• _AIM_
Copy the items word for word, starting at the line that contains "229, 325, 241]" and stopping after the line that contains "97, 381, 313]".

[Start EXERCISE INPUTS]

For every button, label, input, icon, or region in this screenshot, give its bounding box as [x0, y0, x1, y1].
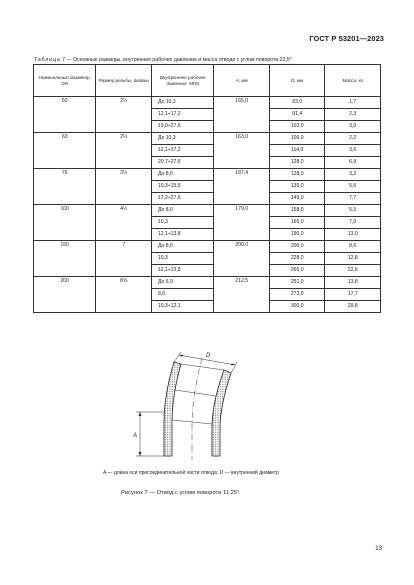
cell-d: 190,0	[269, 229, 325, 241]
cell-thread: 2½	[96, 97, 152, 133]
cell-d: 91,4	[269, 109, 325, 121]
cell-thread: 2½	[96, 133, 152, 169]
cell-d: 272,0	[269, 289, 325, 301]
cell-pressure: До 8,6	[151, 205, 213, 217]
cell-thread: 3½	[96, 169, 152, 205]
table-body	[34, 97, 381, 313]
elbow-wall-right	[212, 370, 231, 456]
cell-d: 165,0	[269, 217, 325, 229]
table-row	[34, 205, 381, 217]
cell-thread: 8⅝	[96, 277, 152, 313]
table-row	[34, 241, 381, 253]
column-header-d: D, мм	[269, 65, 325, 97]
cell-d: 106,0	[269, 133, 325, 145]
cell-mass: 7,7	[325, 193, 381, 205]
cell-d: 128,0	[269, 169, 325, 181]
elbow-drawing	[128, 352, 268, 464]
cell-mass: 22,6	[325, 265, 381, 277]
column-header-a: A, мм	[214, 65, 270, 97]
cell-mass: 5,5	[325, 205, 381, 217]
dimensions-table	[33, 64, 381, 313]
cell-pressure: 17,2÷27,6	[151, 193, 213, 205]
elbow-centre-line	[192, 358, 202, 460]
table-caption-word: Таблица	[34, 57, 61, 63]
cell-pressure: 12,1÷17,2	[151, 109, 213, 121]
cell-mass: 13,0	[325, 229, 381, 241]
cell-mass: 3,2	[325, 169, 381, 181]
column-header-pressure: Внутреннее рабочее давление, МПа	[151, 65, 213, 97]
cell-pressure: 12,1÷17,2	[151, 145, 213, 157]
cell-d: 251,0	[269, 277, 325, 289]
table-caption-text: 7 — Основные размеры, внутреннее рабочее давление и масса отвода с углом поворота 22,5°	[60, 57, 292, 63]
cell-d: 300,0	[269, 301, 325, 313]
dimension-d-label: D	[206, 353, 211, 359]
cell-d: 265,0	[269, 265, 325, 277]
cell-mass: 3,6	[325, 145, 381, 157]
cell-mass: 3,0	[325, 121, 381, 133]
cell-pressure: 12,1÷13,8	[151, 229, 213, 241]
cell-pressure: 19,0÷27,6	[151, 121, 213, 133]
cell-pressure: До 10,3	[151, 97, 213, 109]
cell-mass: 29,8	[325, 301, 381, 313]
elbow-wall-left	[164, 362, 181, 456]
cell-pressure: 12,1÷13,8	[151, 265, 213, 277]
cell-mass: 2,2	[325, 133, 381, 145]
table-row	[34, 133, 381, 145]
cell-mass: 6,9	[325, 157, 381, 169]
cell-mass: 2,3	[325, 109, 381, 121]
cell-a: 165,0	[214, 97, 270, 133]
cell-mass: 17,7	[325, 289, 381, 301]
column-header-mass: Масса, кг	[325, 65, 381, 97]
cell-pressure: 10,3÷12,1	[151, 301, 213, 313]
figure-caption: Рисунок 7 — Отвод с углом поворота 11,25°	[121, 490, 240, 496]
cell-a: 200,0	[214, 241, 270, 277]
table-row	[34, 277, 381, 289]
cell-dn: 150	[34, 241, 96, 277]
cell-pressure: До 10,3	[151, 133, 213, 145]
cell-pressure: 10,3÷15,5	[151, 181, 213, 193]
cell-d: 158,0	[269, 205, 325, 217]
cell-mass: 12,8	[325, 253, 381, 265]
page-number: 13	[375, 545, 382, 552]
cell-a: 187,4	[214, 169, 270, 205]
cell-pressure: 10,3	[151, 217, 213, 229]
cell-mass: 1,7	[325, 97, 381, 109]
cell-thread: 7	[96, 241, 152, 277]
cell-dn: 200	[34, 277, 96, 313]
cell-d: 135,0	[269, 181, 325, 193]
cell-d: 206,0	[269, 241, 325, 253]
cell-mass: 7,0	[325, 217, 381, 229]
cell-mass: 8,6	[325, 241, 381, 253]
cell-d: 114,0	[269, 145, 325, 157]
table-caption	[34, 57, 394, 63]
cell-a: 163,0	[214, 133, 270, 169]
table-row	[34, 97, 381, 109]
cell-pressure: До 8,6	[151, 241, 213, 253]
cell-d: 83,0	[269, 97, 325, 109]
table-row	[34, 169, 381, 181]
cell-d: 102,0	[269, 121, 325, 133]
cell-thread: 4½	[96, 205, 152, 241]
dimension-a-line	[136, 412, 164, 456]
column-header-thread: Размер резьбы, дюймы	[96, 65, 152, 97]
cell-mass: 5,6	[325, 181, 381, 193]
cell-dn: 63	[34, 133, 96, 169]
cell-pressure: 8,6	[151, 289, 213, 301]
table-header-row	[34, 65, 381, 97]
cell-a: 212,5	[214, 277, 270, 313]
cell-dn: 100	[34, 205, 96, 241]
dimension-a-label: A	[133, 433, 138, 439]
cell-d: 228,0	[269, 253, 325, 265]
cell-pressure: 20,7÷27,6	[151, 157, 213, 169]
cell-pressure: До 8,6	[151, 169, 213, 181]
figure-legend: A — длина оси присоединительной части отвода; D — внутренний диаметр	[103, 470, 279, 476]
cell-dn: 50	[34, 97, 96, 133]
cell-mass: 13,8	[325, 277, 381, 289]
cell-pressure: До 6,9	[151, 277, 213, 289]
cell-a: 179,0	[214, 205, 270, 241]
cell-d: 128,0	[269, 157, 325, 169]
cell-pressure: 10,3	[151, 253, 213, 265]
standard-code: ГОСТ Р 53201—2023	[309, 34, 384, 43]
column-header-dn: Номинальный диаметр, DN	[34, 65, 96, 97]
cell-d: 149,0	[269, 193, 325, 205]
cell-dn: 76	[34, 169, 96, 205]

[End EXERCISE INPUTS]

• _FINAL RESULT_
cell-d: 190,0	[269, 229, 325, 241]
cell-thread: 2½	[96, 97, 152, 133]
cell-d: 91,4	[269, 109, 325, 121]
cell-thread: 2½	[96, 133, 152, 169]
cell-d: 272,0	[269, 289, 325, 301]
cell-pressure: До 8,6	[151, 205, 213, 217]
cell-thread: 3½	[96, 169, 152, 205]
table-body	[34, 97, 381, 313]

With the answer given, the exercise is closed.